> Work instruction: Print, exactly as they appear, only the lines from the line that contains "Type out the text in this image." through the end of the listing.

····················

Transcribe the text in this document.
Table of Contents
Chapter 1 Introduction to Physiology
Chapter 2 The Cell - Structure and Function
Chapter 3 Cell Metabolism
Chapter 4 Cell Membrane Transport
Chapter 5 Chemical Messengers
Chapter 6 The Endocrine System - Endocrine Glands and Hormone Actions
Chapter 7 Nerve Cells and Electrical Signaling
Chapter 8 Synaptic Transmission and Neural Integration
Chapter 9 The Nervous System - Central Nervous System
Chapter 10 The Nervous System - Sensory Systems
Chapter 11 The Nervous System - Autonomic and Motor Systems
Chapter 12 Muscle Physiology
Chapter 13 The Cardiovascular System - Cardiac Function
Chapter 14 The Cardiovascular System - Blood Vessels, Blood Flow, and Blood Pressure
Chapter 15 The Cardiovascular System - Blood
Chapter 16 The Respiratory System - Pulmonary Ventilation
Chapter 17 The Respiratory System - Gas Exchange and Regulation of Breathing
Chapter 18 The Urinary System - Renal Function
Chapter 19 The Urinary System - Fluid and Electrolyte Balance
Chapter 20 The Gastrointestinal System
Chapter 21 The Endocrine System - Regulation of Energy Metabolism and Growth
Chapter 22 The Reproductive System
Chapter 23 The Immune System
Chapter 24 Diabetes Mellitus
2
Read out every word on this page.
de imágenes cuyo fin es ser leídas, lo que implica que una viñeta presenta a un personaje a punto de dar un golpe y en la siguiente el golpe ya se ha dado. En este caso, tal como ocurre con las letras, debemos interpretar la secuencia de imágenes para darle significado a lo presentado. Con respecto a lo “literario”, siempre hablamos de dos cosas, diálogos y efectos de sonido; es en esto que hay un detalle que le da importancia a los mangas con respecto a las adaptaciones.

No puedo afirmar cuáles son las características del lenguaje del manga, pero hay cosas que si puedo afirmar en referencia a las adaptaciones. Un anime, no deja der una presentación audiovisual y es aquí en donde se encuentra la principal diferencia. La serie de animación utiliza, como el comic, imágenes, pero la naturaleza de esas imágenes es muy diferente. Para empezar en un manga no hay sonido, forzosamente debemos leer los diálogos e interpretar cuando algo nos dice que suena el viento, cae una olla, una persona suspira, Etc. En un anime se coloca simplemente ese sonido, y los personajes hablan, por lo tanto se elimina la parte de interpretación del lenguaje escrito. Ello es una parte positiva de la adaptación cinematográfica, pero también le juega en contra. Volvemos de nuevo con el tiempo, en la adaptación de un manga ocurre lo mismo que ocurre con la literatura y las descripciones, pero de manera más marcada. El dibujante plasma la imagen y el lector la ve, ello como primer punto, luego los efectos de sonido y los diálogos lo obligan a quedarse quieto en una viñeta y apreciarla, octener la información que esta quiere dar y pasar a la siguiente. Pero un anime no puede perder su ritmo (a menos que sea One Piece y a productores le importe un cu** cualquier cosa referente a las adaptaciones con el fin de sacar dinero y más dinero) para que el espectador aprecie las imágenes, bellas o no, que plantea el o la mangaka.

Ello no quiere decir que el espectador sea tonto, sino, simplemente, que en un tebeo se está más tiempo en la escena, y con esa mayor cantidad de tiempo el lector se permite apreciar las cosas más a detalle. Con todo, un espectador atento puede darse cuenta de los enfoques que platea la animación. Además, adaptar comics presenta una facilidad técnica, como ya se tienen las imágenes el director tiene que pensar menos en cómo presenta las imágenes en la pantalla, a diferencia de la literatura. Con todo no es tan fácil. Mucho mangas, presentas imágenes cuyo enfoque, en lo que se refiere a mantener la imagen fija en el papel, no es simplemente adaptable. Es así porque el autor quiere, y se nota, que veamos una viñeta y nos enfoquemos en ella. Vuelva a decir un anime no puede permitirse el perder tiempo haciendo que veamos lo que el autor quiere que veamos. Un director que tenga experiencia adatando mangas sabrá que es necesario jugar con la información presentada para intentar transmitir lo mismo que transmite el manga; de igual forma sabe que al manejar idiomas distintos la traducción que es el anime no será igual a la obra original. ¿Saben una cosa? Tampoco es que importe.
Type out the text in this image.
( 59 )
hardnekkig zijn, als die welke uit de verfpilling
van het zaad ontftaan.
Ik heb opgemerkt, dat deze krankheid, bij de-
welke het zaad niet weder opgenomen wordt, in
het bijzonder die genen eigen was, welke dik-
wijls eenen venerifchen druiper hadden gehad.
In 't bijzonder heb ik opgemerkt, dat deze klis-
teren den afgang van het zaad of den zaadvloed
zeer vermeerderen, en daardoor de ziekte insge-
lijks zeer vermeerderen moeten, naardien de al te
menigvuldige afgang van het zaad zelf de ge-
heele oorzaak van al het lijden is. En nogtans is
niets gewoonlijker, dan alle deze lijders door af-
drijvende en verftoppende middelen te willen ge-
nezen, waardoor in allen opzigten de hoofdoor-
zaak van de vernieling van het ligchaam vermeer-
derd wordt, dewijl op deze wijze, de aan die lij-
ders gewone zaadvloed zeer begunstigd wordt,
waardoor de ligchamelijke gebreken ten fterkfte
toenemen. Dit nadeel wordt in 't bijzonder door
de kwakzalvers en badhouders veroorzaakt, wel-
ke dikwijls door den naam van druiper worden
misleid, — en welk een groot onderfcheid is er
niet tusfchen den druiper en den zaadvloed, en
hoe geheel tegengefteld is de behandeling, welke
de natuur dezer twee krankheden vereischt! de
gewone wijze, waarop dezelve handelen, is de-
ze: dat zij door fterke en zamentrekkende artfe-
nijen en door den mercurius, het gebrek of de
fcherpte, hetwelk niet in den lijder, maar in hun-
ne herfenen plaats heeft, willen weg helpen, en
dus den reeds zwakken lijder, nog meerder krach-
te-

····················

> Reply to the task:
Type out the text in this image.
( 59 )
hardnekkig zijn, als die welke uit de verfpilling
van het zaad ontftaan.
Ik heb opgemerkt, dat deze krankheid, bij de-
welke het zaad niet weder opgenomen wordt, in
het bijzonder die genen eigen was, welke dik-
wijls eenen venerifchen druiper hadden gehad.
In 't bijzonder heb ik opgemerkt, dat deze klis-
teren den afgang van het zaad of den zaadvloed
zeer vermeerderen, en daardoor de ziekte insge-
lijks zeer vermeerderen moeten, naardien de al te
menigvuldige afgang van het zaad zelf de ge-
heele oorzaak van al het lijden is. En nogtans is
niets gewoonlijker, dan alle deze lijders door af-
drijvende en verftoppende middelen te willen ge-
nezen, waardoor in allen opzigten de hoofdoor-
zaak van de vernieling van het ligchaam vermeer-
derd wordt, dewijl op deze wijze, de aan die lij-
ders gewone zaadvloed zeer begunstigd wordt,
waardoor de ligchamelijke gebreken ten fterkfte
toenemen. Dit nadeel wordt in 't bijzonder door
de kwakzalvers en badhouders veroorzaakt, wel-
ke dikwijls door den naam van druiper worden
misleid, — en welk een groot onderfcheid is er
niet tusfchen den druiper en den zaadvloed, en
hoe geheel tegengefteld is de behandeling, welke
de natuur dezer twee krankheden vereischt! de
gewone wijze, waarop dezelve handelen, is de-
ze: dat zij door fterke en zamentrekkende artfe-
nijen en door den mercurius, het gebrek of de
fcherpte, hetwelk niet in den lijder, maar in hun-
ne herfenen plaats heeft, willen weg helpen, en
dus den reeds zwakken lijder, nog meerder krach-
te-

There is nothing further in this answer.